■ **What you should do**: From the listing below, select every line where the word "động" appears.

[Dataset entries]
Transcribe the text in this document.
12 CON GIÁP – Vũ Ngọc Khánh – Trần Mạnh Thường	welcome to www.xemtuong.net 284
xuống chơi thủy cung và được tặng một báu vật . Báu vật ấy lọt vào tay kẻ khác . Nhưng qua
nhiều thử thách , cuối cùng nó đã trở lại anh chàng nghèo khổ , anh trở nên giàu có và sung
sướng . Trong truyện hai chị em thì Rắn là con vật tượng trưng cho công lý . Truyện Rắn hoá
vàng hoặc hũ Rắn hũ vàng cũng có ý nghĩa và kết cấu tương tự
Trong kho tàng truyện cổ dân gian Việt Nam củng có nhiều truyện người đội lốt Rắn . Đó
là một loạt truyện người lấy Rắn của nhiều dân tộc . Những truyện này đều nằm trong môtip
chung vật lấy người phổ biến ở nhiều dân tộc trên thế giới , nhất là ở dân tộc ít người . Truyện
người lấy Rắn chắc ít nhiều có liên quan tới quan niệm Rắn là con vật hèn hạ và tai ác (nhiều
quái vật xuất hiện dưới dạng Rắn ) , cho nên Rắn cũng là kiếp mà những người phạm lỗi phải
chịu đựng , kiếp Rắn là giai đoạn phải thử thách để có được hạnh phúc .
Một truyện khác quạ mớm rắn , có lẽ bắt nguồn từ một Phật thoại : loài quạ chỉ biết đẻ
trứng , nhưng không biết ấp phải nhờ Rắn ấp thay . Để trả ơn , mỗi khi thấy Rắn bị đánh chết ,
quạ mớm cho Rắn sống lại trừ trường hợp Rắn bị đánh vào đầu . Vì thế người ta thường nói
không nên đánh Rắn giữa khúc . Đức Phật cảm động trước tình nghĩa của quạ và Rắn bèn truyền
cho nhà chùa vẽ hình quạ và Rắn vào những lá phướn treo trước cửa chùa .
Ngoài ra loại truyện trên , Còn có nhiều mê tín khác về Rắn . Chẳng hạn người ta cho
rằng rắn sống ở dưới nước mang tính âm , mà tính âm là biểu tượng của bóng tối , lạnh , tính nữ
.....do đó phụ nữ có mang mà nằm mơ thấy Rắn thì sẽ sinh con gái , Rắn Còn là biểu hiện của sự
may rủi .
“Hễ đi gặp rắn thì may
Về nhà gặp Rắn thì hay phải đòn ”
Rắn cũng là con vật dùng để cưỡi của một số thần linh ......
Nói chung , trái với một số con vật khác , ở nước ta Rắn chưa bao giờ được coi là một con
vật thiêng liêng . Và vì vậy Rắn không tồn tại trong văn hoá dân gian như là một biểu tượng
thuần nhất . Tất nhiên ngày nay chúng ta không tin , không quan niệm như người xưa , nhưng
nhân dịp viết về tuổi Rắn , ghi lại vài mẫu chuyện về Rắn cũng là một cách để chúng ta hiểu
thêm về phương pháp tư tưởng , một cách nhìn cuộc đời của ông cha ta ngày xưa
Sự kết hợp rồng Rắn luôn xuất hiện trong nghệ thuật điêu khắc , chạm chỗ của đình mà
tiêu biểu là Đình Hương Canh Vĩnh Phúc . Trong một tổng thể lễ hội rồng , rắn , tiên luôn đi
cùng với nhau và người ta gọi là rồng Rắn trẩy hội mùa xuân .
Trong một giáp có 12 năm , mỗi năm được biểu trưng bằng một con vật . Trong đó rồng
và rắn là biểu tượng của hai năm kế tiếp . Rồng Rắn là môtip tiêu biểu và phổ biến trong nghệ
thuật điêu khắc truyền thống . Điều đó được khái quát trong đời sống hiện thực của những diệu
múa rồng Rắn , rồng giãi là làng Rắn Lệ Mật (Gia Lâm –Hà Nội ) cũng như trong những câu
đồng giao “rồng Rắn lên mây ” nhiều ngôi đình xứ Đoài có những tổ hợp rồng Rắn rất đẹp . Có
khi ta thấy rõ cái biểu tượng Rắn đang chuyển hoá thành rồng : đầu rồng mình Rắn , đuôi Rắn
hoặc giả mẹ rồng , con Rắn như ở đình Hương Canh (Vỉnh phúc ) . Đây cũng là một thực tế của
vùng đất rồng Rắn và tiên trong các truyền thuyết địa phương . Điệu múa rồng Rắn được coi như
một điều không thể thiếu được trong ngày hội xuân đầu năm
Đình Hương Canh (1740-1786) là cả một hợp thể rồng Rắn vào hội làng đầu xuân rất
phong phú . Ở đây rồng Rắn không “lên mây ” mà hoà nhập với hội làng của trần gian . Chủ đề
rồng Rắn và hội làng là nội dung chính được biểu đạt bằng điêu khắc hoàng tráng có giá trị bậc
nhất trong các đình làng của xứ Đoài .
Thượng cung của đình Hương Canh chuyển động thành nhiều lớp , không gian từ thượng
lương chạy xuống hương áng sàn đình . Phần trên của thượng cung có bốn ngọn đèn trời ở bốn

==

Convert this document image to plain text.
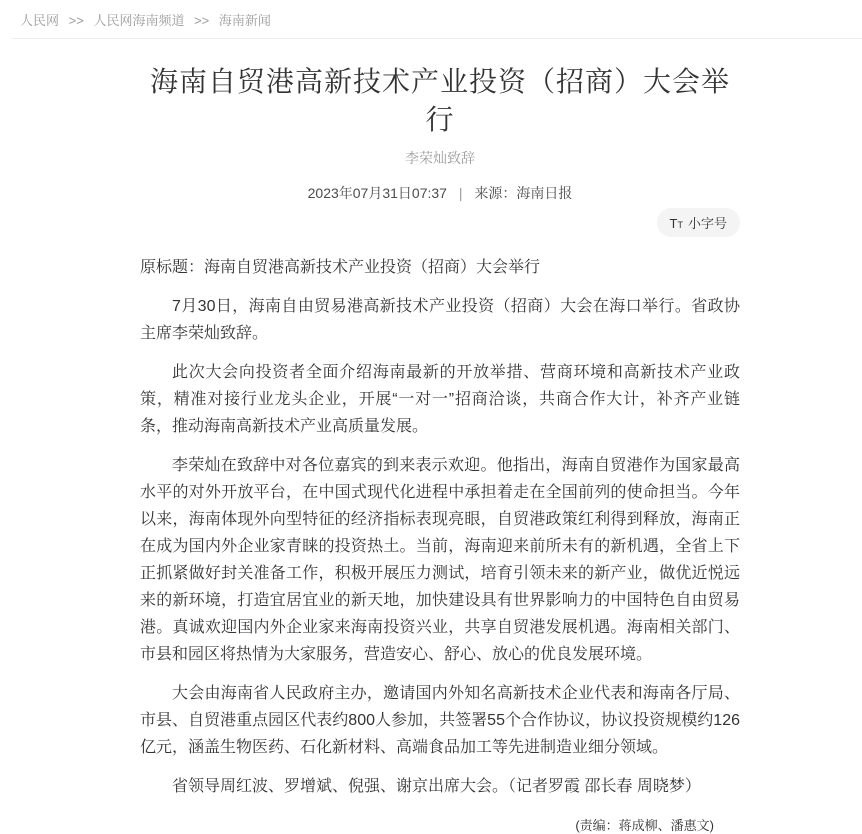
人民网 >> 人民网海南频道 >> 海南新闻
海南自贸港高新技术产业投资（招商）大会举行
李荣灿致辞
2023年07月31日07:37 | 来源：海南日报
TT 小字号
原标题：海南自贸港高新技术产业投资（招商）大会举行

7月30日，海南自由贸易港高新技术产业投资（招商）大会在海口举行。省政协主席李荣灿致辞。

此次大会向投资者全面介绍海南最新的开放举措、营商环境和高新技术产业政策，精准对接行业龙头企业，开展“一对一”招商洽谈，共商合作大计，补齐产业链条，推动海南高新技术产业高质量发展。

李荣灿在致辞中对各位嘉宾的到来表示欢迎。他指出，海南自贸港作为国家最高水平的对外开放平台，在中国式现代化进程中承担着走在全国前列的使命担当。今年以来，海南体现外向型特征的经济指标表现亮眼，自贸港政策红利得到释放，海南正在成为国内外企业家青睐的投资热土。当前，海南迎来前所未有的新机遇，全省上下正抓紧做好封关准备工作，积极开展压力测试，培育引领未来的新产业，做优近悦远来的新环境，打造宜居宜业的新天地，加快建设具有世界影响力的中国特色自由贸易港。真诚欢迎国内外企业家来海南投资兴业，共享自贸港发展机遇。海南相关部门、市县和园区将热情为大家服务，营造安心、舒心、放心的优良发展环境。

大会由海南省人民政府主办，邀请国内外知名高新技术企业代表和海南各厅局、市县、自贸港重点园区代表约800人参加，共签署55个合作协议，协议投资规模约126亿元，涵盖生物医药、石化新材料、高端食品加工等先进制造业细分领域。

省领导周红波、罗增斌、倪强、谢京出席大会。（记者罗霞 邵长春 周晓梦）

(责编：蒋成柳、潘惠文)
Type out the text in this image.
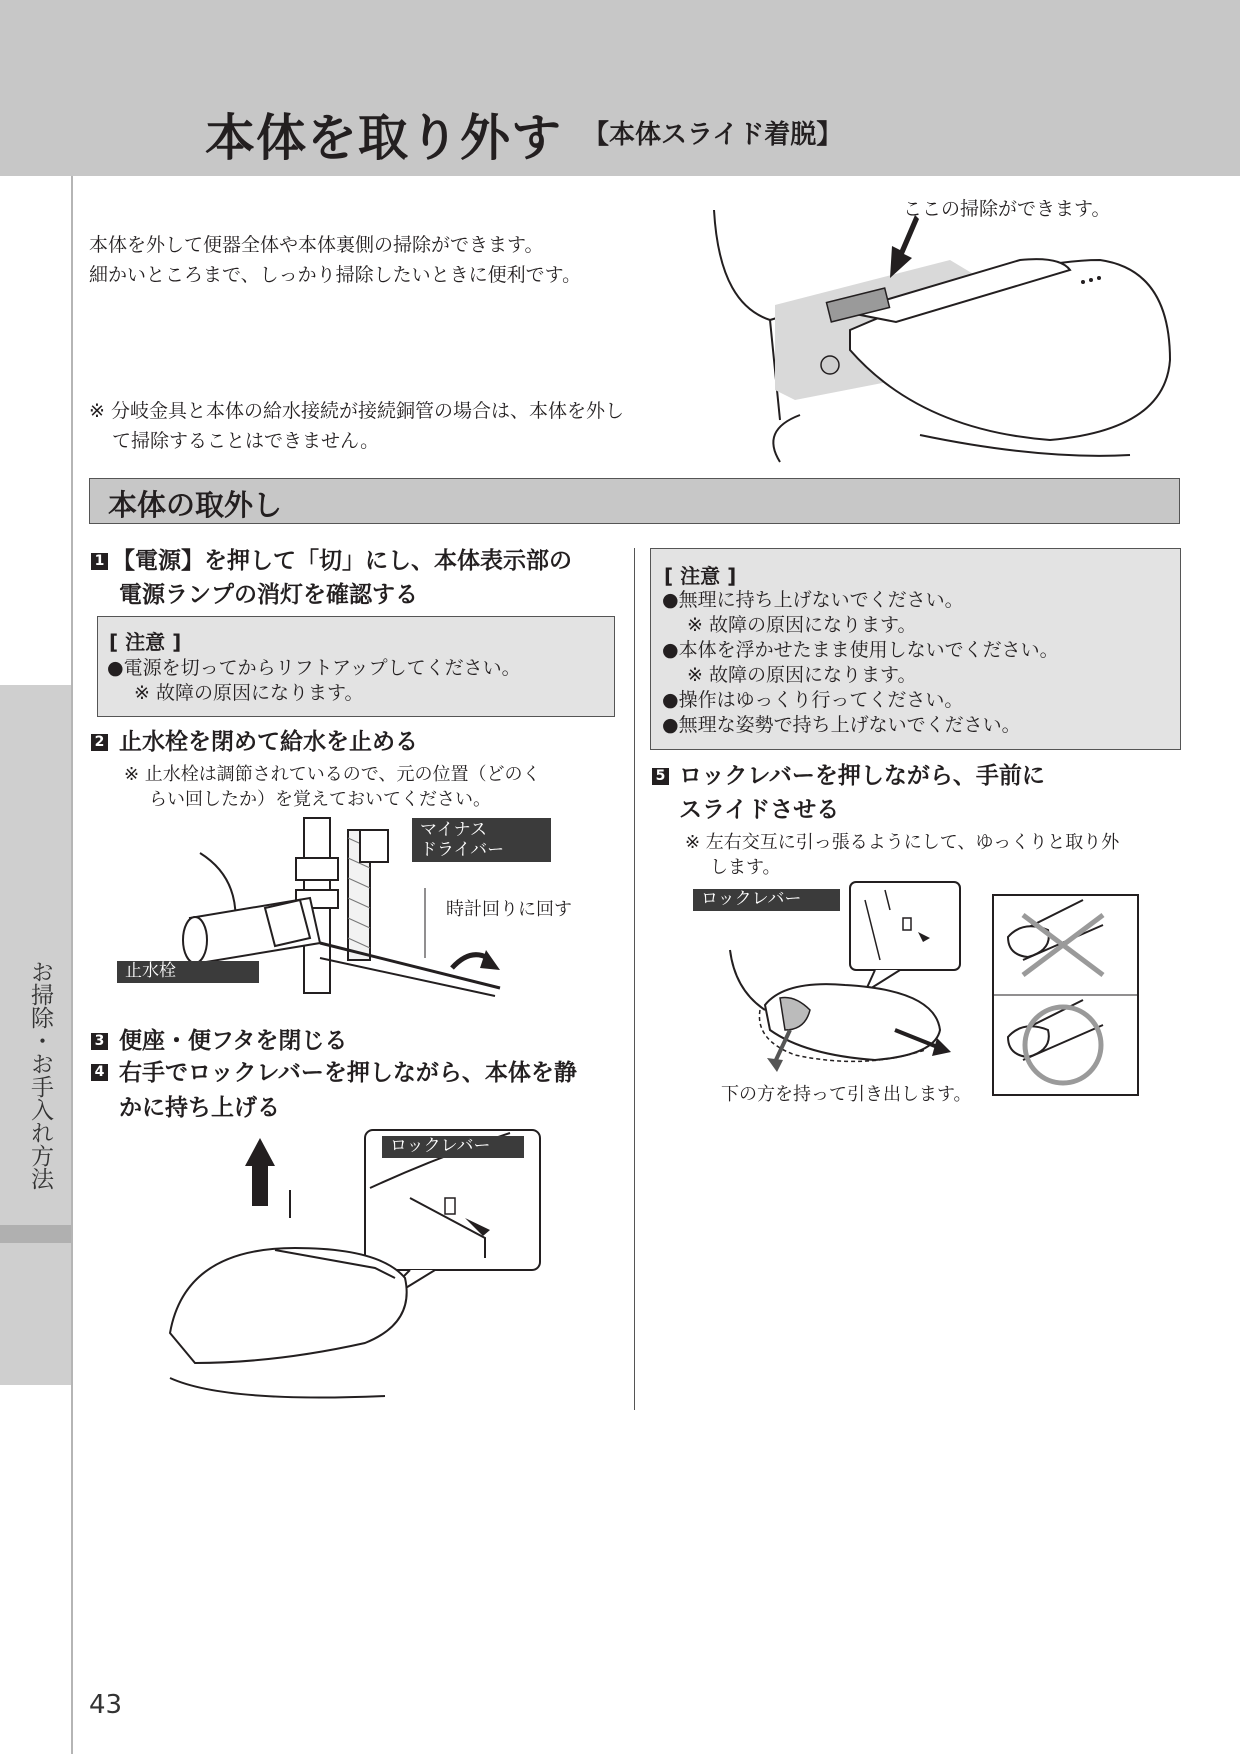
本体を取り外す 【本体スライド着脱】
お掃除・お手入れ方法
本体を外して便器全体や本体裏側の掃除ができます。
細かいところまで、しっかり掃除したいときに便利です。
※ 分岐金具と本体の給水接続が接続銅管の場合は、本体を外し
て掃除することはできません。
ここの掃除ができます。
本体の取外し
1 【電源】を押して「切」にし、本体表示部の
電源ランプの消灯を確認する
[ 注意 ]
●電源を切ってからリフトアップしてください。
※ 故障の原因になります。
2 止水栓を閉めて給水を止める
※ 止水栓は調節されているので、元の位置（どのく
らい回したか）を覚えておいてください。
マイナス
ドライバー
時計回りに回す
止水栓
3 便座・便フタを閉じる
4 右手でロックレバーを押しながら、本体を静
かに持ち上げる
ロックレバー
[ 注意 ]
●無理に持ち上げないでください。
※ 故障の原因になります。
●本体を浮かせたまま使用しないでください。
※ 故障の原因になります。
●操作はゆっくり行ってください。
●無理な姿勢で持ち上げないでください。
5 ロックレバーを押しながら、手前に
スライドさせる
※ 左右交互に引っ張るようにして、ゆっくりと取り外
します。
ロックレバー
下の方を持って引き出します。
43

■ **Solved exercise**:
không nên đánh Rắn giữa khúc . Đức Phật cảm động trước tình nghĩa của quạ và Rắn bèn truyền
Thượng cung của đình Hương Canh chuyển động thành nhiều lớp , không gian từ thượng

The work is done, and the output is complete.